» **Direction**
In the listing below, locate the line with "Convert this screenshot" and the line with "Decode this image", then output both and everything between them exactly, minus any pictures.

Stored items from a collection:

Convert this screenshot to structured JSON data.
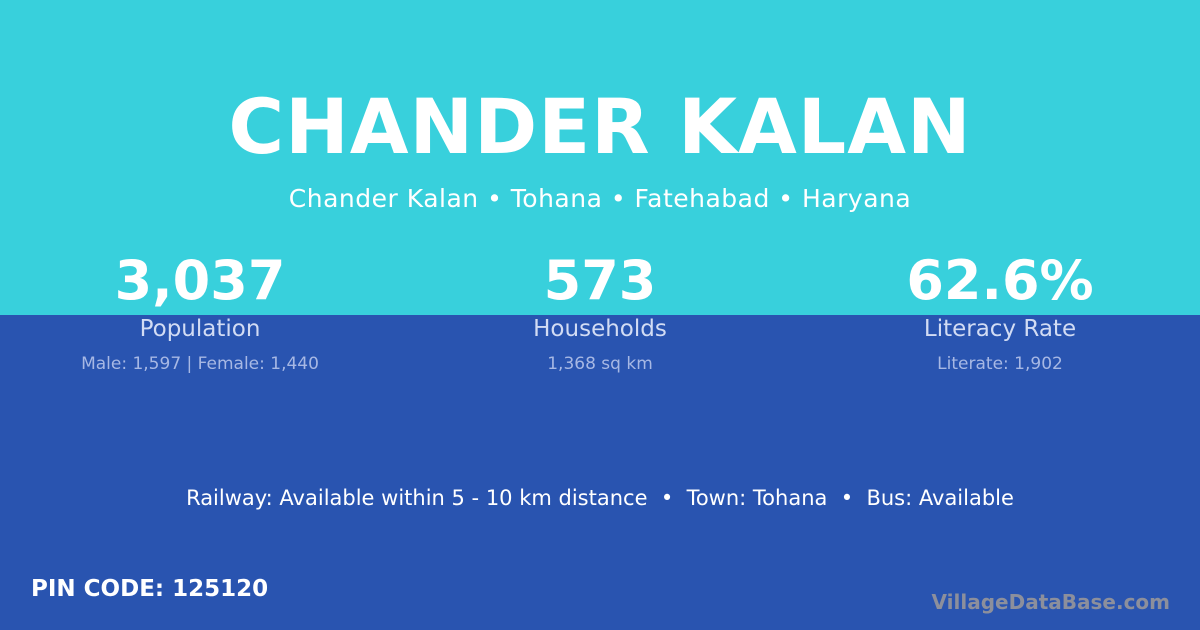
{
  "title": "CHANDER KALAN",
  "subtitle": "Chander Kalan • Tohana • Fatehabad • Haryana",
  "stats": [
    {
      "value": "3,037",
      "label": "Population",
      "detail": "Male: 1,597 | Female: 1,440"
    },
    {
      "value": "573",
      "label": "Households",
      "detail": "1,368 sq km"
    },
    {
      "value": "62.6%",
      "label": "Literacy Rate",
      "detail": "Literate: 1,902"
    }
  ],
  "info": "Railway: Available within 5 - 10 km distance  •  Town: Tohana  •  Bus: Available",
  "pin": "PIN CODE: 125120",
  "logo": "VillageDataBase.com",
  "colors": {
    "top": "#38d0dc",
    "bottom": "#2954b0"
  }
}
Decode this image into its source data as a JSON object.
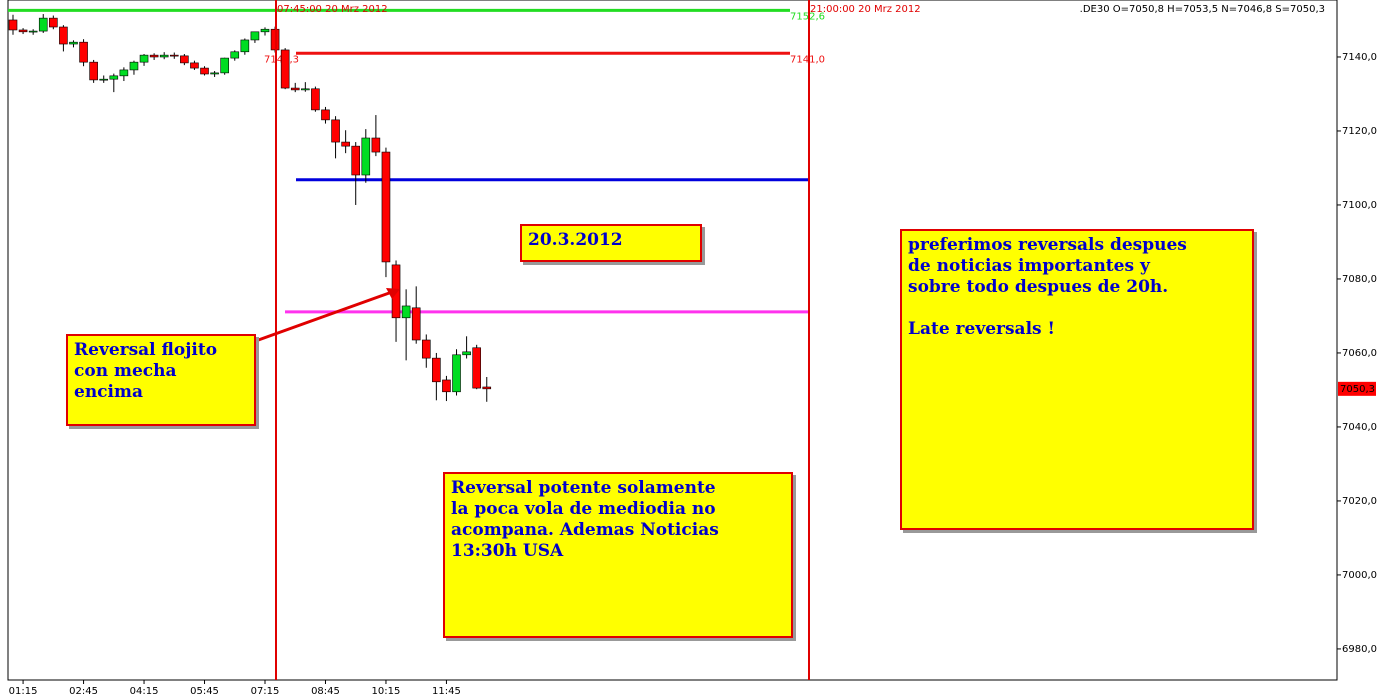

* * *

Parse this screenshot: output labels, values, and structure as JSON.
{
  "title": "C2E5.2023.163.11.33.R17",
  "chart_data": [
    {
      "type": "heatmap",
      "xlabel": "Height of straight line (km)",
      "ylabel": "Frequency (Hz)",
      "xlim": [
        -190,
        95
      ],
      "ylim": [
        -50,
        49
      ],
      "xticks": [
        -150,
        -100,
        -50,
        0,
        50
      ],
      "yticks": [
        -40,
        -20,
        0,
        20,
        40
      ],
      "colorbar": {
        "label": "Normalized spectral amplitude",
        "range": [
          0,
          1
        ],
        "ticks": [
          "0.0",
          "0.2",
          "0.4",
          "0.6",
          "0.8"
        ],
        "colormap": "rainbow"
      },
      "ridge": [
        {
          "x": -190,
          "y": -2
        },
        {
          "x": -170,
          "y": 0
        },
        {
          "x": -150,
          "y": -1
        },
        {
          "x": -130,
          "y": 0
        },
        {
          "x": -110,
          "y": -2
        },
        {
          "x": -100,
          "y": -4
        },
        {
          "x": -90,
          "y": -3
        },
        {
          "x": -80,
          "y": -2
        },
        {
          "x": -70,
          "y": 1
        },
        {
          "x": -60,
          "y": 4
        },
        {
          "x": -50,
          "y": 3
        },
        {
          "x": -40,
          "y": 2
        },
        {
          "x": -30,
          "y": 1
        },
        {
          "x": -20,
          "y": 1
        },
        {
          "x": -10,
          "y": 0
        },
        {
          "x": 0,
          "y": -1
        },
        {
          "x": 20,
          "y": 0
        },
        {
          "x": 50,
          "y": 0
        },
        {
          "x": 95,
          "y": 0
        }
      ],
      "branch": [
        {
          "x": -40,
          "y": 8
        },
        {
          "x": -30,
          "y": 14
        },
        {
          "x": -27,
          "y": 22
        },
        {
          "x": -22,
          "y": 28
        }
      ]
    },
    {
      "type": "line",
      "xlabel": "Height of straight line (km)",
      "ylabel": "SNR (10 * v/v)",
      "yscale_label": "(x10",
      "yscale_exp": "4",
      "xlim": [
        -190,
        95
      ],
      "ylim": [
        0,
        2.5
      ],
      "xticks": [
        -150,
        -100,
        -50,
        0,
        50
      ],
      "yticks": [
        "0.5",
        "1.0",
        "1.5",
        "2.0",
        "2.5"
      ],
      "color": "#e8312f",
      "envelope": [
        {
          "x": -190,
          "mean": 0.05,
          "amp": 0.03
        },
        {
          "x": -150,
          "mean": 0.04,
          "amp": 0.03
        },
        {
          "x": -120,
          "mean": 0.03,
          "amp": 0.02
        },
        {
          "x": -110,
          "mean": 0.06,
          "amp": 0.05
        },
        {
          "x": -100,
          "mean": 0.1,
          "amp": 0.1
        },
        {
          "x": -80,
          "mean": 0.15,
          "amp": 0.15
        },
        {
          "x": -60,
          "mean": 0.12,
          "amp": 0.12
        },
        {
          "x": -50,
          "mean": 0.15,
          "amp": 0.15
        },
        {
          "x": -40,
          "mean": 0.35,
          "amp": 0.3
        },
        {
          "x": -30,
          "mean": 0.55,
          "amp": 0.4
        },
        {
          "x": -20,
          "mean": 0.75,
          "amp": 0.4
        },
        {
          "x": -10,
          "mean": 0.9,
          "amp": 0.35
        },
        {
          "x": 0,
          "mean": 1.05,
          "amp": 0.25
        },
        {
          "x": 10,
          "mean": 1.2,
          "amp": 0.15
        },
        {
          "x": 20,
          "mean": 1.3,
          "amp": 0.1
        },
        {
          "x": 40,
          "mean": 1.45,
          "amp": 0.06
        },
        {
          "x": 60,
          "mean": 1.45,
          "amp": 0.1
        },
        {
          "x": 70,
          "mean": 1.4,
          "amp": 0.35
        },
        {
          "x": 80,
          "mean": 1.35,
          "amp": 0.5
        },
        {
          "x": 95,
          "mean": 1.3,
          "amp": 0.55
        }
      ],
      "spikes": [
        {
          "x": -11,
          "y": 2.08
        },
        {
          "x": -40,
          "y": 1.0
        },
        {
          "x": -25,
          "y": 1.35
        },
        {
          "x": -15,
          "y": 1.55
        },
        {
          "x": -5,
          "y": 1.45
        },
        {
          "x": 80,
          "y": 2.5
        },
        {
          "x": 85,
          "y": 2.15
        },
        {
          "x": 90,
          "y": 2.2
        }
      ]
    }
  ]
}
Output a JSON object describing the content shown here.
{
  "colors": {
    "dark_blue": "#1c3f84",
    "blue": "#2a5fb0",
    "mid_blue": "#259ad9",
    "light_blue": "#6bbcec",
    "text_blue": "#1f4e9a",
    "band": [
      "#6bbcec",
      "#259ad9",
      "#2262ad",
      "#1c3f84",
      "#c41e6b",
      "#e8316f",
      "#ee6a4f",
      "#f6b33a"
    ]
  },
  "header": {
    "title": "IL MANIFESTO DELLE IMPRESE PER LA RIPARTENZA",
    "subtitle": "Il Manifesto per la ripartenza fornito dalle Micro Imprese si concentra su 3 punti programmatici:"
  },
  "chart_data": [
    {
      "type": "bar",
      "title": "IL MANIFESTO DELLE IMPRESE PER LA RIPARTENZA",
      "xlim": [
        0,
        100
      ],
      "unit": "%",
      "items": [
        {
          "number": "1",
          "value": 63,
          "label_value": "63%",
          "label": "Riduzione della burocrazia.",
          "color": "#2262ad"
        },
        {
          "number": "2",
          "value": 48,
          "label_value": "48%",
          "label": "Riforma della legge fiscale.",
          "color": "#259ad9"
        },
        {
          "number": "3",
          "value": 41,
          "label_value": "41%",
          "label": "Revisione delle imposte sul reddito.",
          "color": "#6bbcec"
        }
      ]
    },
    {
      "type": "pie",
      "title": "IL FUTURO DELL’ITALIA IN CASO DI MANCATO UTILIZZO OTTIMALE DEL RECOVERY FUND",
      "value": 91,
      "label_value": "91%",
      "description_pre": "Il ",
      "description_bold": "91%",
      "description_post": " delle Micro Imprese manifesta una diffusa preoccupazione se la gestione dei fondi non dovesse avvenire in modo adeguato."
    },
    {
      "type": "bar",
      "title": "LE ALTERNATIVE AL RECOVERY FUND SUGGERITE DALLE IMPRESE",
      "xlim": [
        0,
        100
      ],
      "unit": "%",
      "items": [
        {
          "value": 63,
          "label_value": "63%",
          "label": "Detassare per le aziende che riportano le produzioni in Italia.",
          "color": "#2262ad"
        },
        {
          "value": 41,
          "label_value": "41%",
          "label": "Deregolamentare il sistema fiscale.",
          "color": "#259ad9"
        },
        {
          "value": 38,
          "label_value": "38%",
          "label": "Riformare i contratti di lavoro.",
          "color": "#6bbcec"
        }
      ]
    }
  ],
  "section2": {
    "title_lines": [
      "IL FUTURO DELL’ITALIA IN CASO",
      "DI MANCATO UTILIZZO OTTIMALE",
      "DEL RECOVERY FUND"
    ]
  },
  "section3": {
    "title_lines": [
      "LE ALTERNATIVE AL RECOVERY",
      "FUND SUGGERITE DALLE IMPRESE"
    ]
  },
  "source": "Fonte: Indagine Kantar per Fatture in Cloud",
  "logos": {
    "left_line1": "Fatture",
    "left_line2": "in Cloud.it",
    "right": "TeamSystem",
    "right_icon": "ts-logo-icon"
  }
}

» **Written solution**
Convert this screenshot to structured JSON data.
{
  "title": "CHANDER KALAN",
  "subtitle": "Chander Kalan • Tohana • Fatehabad • Haryana",
  "stats": [
    {
      "value": "3,037",
      "label": "Population",
      "detail": "Male: 1,597 | Female: 1,440"
    },
    {
      "value": "573",
      "label": "Households",
      "detail": "1,368 sq km"
    },
    {
      "value": "62.6%",
      "label": "Literacy Rate",
      "detail": "Literate: 1,902"
    }
  ],
  "info": "Railway: Available within 5 - 10 km distance  •  Town: Tohana  •  Bus: Available",
  "pin": "PIN CODE: 125120",
  "logo": "VillageDataBase.com",
  "colors": {
    "top": "#38d0dc",
    "bottom": "#2954b0"
  }
}
Decode this image into its source data as a JSON object.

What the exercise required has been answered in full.